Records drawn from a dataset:
——————————

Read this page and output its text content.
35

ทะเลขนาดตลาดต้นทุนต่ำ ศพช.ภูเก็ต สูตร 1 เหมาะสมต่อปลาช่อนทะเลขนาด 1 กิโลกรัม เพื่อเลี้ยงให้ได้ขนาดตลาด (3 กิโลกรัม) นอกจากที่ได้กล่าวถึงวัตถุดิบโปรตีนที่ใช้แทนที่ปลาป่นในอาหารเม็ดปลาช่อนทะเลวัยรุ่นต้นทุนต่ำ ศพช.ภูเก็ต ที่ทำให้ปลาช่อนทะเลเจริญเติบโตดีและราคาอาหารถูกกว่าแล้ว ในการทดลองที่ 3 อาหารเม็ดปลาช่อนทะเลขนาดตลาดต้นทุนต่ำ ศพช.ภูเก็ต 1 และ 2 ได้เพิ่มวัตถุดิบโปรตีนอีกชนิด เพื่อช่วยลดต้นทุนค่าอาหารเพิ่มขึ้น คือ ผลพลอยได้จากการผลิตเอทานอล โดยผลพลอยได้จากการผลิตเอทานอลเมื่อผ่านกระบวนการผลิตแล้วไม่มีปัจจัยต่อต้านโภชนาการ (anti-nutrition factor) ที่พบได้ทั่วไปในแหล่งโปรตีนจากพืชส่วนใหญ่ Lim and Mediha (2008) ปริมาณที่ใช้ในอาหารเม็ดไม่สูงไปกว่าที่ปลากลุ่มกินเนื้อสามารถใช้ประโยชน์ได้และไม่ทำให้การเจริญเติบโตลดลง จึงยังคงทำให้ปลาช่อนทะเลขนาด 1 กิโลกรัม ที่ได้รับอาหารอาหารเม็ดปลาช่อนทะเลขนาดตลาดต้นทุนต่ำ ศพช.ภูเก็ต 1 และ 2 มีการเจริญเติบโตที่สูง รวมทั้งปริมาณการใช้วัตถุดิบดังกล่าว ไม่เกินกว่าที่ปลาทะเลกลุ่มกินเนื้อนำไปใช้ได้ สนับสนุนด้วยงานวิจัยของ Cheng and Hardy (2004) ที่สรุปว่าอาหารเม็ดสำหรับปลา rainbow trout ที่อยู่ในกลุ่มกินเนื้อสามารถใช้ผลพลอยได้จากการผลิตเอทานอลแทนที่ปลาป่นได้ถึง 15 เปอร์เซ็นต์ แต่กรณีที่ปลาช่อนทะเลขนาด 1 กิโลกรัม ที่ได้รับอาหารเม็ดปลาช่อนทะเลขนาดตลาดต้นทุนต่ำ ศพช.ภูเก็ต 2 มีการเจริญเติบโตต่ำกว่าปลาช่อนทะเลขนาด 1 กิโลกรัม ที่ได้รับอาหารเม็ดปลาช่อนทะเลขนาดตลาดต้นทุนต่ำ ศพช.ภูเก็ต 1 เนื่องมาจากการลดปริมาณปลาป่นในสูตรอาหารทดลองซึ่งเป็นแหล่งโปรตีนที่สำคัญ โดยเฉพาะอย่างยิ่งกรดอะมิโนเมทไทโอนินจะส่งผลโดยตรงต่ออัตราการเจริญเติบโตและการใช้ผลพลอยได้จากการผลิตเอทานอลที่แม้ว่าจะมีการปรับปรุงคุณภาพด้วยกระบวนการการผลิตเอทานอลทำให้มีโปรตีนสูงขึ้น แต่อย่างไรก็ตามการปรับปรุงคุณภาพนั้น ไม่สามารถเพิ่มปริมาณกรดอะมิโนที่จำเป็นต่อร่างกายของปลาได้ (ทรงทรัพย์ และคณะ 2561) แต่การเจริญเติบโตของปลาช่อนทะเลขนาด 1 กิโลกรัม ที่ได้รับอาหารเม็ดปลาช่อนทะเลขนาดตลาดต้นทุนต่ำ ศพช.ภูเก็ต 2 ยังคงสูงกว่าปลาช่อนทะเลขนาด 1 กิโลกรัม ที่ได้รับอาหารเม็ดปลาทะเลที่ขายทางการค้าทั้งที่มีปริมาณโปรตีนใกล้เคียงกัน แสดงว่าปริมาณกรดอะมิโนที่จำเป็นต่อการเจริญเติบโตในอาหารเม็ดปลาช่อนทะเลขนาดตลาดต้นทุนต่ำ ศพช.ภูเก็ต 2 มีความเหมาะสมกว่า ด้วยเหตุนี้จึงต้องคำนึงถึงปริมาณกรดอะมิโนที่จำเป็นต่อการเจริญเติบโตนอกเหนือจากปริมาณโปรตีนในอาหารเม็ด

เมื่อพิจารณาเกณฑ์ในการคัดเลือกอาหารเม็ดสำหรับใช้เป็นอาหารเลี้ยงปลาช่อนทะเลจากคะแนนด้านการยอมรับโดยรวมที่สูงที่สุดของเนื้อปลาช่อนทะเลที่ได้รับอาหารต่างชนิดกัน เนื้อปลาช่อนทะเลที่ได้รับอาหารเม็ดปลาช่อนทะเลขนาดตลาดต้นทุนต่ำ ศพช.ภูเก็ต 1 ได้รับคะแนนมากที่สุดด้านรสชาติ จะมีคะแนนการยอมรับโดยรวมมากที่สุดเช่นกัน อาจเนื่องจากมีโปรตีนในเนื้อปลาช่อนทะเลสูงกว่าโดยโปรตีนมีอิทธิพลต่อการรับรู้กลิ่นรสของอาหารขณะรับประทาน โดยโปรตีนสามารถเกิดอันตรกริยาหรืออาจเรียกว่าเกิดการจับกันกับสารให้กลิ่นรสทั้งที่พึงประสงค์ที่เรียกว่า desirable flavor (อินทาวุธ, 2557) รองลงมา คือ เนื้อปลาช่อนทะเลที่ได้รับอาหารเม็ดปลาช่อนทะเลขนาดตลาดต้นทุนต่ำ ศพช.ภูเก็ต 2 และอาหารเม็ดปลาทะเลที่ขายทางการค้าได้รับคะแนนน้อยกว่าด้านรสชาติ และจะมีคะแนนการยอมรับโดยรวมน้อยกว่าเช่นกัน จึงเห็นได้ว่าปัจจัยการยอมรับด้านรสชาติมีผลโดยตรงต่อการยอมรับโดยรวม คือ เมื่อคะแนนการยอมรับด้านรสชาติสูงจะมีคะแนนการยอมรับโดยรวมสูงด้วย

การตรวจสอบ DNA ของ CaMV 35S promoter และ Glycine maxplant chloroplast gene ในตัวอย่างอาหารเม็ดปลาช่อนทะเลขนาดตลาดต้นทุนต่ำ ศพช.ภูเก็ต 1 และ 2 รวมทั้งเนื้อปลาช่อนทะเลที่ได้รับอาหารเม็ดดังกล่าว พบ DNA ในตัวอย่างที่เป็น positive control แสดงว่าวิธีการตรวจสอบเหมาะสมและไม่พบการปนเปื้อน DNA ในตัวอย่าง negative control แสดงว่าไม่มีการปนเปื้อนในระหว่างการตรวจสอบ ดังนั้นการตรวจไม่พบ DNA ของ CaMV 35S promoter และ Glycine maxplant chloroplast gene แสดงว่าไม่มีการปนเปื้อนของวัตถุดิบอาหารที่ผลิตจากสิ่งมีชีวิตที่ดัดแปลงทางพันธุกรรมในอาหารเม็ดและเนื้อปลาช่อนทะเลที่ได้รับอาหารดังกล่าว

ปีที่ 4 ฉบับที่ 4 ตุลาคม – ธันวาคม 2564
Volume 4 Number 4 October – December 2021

——————————

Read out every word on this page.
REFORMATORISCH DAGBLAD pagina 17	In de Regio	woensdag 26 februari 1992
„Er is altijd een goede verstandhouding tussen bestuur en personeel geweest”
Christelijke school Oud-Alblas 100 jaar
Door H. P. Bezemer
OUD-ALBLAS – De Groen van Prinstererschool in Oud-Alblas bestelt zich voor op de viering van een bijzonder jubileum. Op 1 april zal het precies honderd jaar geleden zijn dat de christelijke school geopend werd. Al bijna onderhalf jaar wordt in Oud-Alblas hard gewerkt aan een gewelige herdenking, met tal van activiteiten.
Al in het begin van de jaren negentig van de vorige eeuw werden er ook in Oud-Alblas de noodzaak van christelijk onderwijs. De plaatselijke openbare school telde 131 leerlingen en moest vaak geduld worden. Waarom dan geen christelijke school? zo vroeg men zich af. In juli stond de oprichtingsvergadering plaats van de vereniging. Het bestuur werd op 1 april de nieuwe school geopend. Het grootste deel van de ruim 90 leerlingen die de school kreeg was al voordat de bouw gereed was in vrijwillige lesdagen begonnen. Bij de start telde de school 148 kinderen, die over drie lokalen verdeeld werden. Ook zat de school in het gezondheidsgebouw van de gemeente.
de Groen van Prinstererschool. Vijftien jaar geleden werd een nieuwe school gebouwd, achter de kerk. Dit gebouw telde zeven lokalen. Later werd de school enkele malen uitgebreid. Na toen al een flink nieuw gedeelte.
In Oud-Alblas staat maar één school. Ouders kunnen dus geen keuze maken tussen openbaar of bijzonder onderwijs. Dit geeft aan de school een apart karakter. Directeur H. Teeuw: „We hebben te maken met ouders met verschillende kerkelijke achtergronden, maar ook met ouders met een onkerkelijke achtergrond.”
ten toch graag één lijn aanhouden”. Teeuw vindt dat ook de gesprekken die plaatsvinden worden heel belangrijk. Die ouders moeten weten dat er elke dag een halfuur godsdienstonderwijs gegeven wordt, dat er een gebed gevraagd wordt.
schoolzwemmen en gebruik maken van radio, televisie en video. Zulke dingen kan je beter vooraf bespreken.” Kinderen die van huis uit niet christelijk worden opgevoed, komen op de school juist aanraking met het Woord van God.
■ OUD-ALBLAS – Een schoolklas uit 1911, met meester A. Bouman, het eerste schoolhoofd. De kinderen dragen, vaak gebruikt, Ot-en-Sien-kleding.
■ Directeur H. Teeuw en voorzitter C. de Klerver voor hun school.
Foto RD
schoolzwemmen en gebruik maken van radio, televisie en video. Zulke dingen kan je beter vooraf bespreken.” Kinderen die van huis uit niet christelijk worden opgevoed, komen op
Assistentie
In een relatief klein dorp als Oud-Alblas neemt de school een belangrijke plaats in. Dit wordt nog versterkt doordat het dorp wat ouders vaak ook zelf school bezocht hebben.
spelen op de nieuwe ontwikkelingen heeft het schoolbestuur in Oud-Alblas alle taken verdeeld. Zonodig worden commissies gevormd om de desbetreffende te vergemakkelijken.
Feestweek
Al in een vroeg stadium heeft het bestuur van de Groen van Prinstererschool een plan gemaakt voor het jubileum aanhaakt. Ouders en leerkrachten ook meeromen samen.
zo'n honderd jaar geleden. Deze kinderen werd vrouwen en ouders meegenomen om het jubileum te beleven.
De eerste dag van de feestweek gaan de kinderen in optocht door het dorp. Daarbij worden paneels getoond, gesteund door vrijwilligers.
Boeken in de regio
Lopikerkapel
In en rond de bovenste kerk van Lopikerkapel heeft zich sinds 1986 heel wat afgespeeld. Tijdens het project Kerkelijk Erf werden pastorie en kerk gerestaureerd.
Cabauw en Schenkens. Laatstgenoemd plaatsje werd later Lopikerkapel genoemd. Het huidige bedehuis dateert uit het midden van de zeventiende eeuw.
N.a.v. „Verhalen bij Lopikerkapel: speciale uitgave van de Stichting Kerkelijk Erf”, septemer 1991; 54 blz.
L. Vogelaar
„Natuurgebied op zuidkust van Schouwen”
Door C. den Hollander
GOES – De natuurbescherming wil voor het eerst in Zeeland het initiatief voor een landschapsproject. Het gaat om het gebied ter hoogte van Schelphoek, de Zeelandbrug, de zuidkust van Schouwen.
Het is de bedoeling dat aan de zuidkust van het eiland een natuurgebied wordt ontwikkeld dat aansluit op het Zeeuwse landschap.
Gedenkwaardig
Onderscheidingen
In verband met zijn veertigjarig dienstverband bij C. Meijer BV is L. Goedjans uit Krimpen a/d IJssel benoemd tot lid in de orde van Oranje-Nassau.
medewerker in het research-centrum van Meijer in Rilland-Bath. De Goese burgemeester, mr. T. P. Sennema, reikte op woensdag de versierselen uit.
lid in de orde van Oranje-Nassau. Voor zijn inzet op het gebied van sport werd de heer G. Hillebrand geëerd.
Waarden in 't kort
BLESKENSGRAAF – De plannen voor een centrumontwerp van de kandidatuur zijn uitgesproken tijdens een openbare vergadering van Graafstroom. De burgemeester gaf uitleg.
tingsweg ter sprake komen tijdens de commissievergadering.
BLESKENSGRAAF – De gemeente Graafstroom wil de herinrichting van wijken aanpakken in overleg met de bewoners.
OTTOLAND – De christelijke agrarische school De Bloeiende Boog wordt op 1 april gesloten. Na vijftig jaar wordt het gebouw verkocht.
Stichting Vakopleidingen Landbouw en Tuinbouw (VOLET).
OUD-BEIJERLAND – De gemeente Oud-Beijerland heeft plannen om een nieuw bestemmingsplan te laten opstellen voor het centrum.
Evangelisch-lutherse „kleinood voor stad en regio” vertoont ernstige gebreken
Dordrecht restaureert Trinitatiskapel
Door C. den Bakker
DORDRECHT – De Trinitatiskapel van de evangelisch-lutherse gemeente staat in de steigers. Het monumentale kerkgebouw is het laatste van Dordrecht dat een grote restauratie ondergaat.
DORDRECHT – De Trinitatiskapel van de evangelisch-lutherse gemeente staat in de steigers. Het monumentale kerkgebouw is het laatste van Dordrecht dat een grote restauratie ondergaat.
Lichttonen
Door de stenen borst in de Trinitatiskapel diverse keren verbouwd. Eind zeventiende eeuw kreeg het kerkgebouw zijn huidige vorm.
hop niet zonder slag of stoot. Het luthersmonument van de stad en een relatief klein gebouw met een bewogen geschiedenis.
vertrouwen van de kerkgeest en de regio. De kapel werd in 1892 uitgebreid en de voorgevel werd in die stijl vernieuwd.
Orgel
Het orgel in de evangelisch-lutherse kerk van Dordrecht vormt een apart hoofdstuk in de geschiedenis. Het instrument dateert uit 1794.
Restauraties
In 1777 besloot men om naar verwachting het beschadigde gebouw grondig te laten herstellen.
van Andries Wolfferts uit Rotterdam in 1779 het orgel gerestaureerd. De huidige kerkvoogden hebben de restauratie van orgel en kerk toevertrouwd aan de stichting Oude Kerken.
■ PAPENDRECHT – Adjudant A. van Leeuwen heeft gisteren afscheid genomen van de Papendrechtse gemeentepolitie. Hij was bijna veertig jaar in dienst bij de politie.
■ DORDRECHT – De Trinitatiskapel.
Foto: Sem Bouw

——————————

[Activity]: Which of the lines above hold the string "schoolzwemmen"? Pick each of them out.

[Response to the task]:
schoolzwemmen en gebruik maken van radio, televisie en video. Zulke dingen kan je beter vooraf bespreken.” Kinderen die van huis uit niet christelijk worden opgevoed, komen op de school juist aanraking met het Woord van God.
schoolzwemmen en gebruik maken van radio, televisie en video. Zulke dingen kan je beter vooraf bespreken.” Kinderen die van huis uit niet christelijk worden opgevoed, komen op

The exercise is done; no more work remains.